Collected data entries:
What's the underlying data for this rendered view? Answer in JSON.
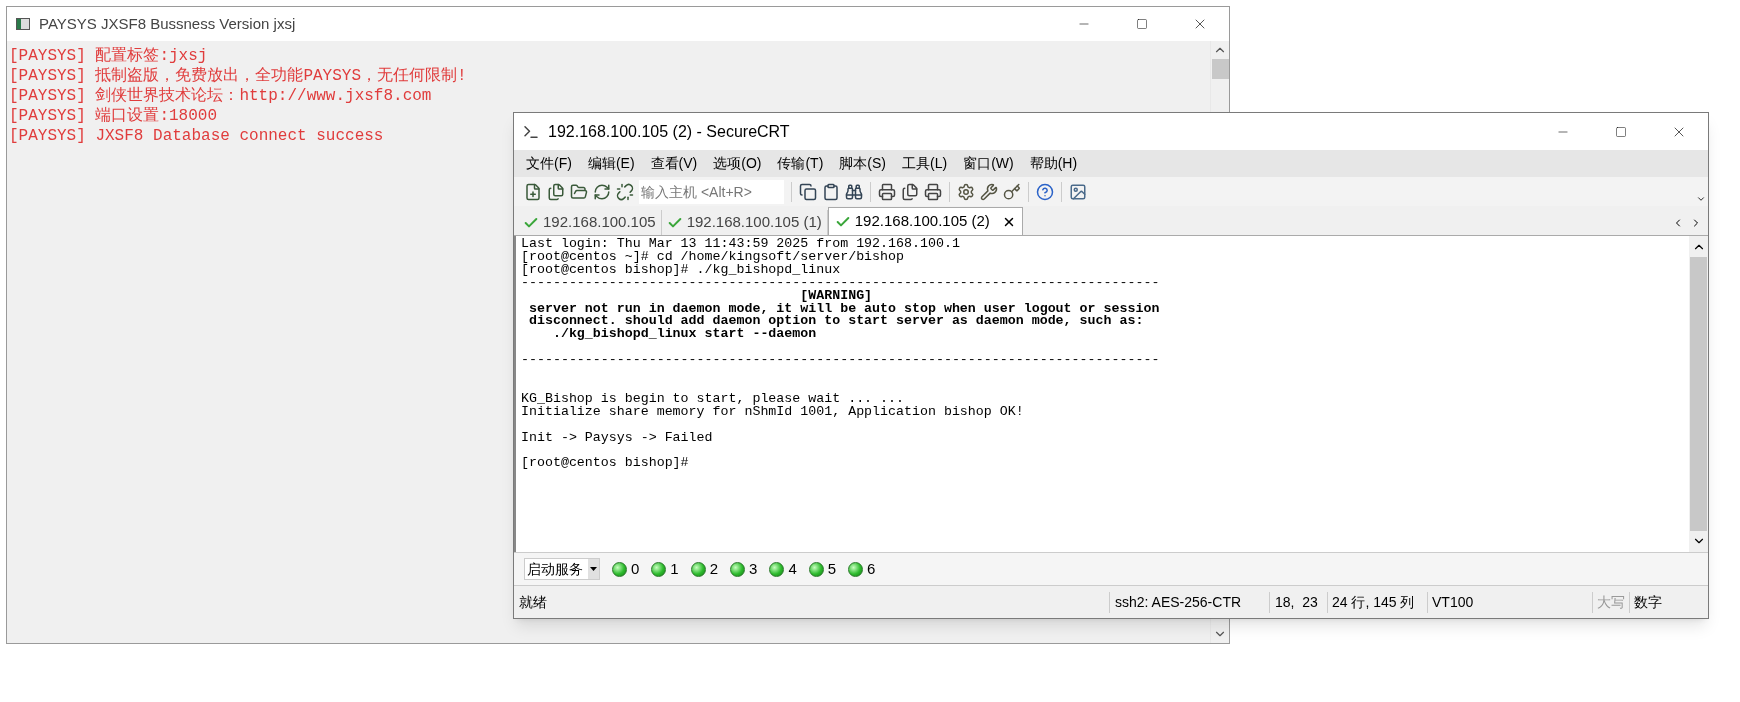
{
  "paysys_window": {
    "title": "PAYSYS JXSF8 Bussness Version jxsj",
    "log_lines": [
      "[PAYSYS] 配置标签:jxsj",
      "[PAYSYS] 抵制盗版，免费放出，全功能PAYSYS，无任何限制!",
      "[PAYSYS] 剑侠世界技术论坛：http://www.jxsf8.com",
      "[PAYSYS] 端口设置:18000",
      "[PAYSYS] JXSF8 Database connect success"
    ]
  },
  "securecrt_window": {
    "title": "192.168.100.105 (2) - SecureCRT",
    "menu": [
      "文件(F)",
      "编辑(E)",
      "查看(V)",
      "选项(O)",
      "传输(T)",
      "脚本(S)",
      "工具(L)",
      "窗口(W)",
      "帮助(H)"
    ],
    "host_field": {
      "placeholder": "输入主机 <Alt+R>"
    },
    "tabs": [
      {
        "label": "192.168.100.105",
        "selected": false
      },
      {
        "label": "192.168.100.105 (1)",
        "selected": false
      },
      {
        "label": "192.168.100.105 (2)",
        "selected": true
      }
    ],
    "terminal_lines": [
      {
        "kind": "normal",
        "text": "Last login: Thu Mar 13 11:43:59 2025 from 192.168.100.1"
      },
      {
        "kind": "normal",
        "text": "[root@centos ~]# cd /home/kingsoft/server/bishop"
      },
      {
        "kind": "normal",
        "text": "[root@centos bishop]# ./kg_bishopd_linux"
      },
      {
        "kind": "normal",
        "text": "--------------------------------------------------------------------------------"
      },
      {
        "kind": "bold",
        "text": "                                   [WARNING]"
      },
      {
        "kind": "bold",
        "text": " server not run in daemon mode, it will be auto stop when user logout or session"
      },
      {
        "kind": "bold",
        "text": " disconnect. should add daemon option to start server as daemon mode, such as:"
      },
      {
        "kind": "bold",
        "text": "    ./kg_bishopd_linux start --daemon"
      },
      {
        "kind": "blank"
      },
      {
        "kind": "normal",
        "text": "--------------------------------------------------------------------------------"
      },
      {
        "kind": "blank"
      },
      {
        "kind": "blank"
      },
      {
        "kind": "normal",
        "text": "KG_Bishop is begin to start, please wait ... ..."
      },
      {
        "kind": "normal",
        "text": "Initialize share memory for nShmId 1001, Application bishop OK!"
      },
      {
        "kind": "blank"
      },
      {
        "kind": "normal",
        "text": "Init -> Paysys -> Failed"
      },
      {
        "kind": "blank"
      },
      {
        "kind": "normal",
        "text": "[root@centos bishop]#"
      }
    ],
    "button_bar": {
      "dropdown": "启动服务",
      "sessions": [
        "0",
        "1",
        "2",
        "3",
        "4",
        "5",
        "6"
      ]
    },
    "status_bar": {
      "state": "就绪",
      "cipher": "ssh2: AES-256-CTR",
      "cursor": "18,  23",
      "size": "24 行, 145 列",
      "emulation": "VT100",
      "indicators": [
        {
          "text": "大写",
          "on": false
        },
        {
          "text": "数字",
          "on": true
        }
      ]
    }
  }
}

→ **Exercise requirements**: Repeat the preceding records precisely, and leave every picture out of the copy.

→ **Completed exercise**:
What's the underlying data for this rendered view? Answer in JSON.
{
  "paysys_window": {
    "title": "PAYSYS JXSF8 Bussness Version jxsj",
    "log_lines": [
      "[PAYSYS] 配置标签:jxsj",
      "[PAYSYS] 抵制盗版，免费放出，全功能PAYSYS，无任何限制!",
      "[PAYSYS] 剑侠世界技术论坛：http://www.jxsf8.com",
      "[PAYSYS] 端口设置:18000",
      "[PAYSYS] JXSF8 Database connect success"
    ]
  },
  "securecrt_window": {
    "title": "192.168.100.105 (2) - SecureCRT",
    "menu": [
      "文件(F)",
      "编辑(E)",
      "查看(V)",
      "选项(O)",
      "传输(T)",
      "脚本(S)",
      "工具(L)",
      "窗口(W)",
      "帮助(H)"
    ],
    "host_field": {
      "placeholder": "输入主机 <Alt+R>"
    },
    "tabs": [
      {
        "label": "192.168.100.105",
        "selected": false
      },
      {
        "label": "192.168.100.105 (1)",
        "selected": false
      },
      {
        "label": "192.168.100.105 (2)",
        "selected": true
      }
    ],
    "terminal_lines": [
      {
        "kind": "normal",
        "text": "Last login: Thu Mar 13 11:43:59 2025 from 192.168.100.1"
      },
      {
        "kind": "normal",
        "text": "[root@centos ~]# cd /home/kingsoft/server/bishop"
      },
      {
        "kind": "normal",
        "text": "[root@centos bishop]# ./kg_bishopd_linux"
      },
      {
        "kind": "normal",
        "text": "--------------------------------------------------------------------------------"
      },
      {
        "kind": "bold",
        "text": "                                   [WARNING]"
      },
      {
        "kind": "bold",
        "text": " server not run in daemon mode, it will be auto stop when user logout or session"
      },
      {
        "kind": "bold",
        "text": " disconnect. should add daemon option to start server as daemon mode, such as:"
      },
      {
        "kind": "bold",
        "text": "    ./kg_bishopd_linux start --daemon"
      },
      {
        "kind": "blank"
      },
      {
        "kind": "normal",
        "text": "--------------------------------------------------------------------------------"
      },
      {
        "kind": "blank"
      },
      {
        "kind": "blank"
      },
      {
        "kind": "normal",
        "text": "KG_Bishop is begin to start, please wait ... ..."
      },
      {
        "kind": "normal",
        "text": "Initialize share memory for nShmId 1001, Application bishop OK!"
      },
      {
        "kind": "blank"
      },
      {
        "kind": "normal",
        "text": "Init -> Paysys -> Failed"
      },
      {
        "kind": "blank"
      },
      {
        "kind": "normal",
        "text": "[root@centos bishop]#"
      }
    ],
    "button_bar": {
      "dropdown": "启动服务",
      "sessions": [
        "0",
        "1",
        "2",
        "3",
        "4",
        "5",
        "6"
      ]
    },
    "status_bar": {
      "state": "就绪",
      "cipher": "ssh2: AES-256-CTR",
      "cursor": "18,  23",
      "size": "24 行, 145 列",
      "emulation": "VT100",
      "indicators": [
        {
          "text": "大写",
          "on": false
        },
        {
          "text": "数字",
          "on": true
        }
      ]
    }
  }
}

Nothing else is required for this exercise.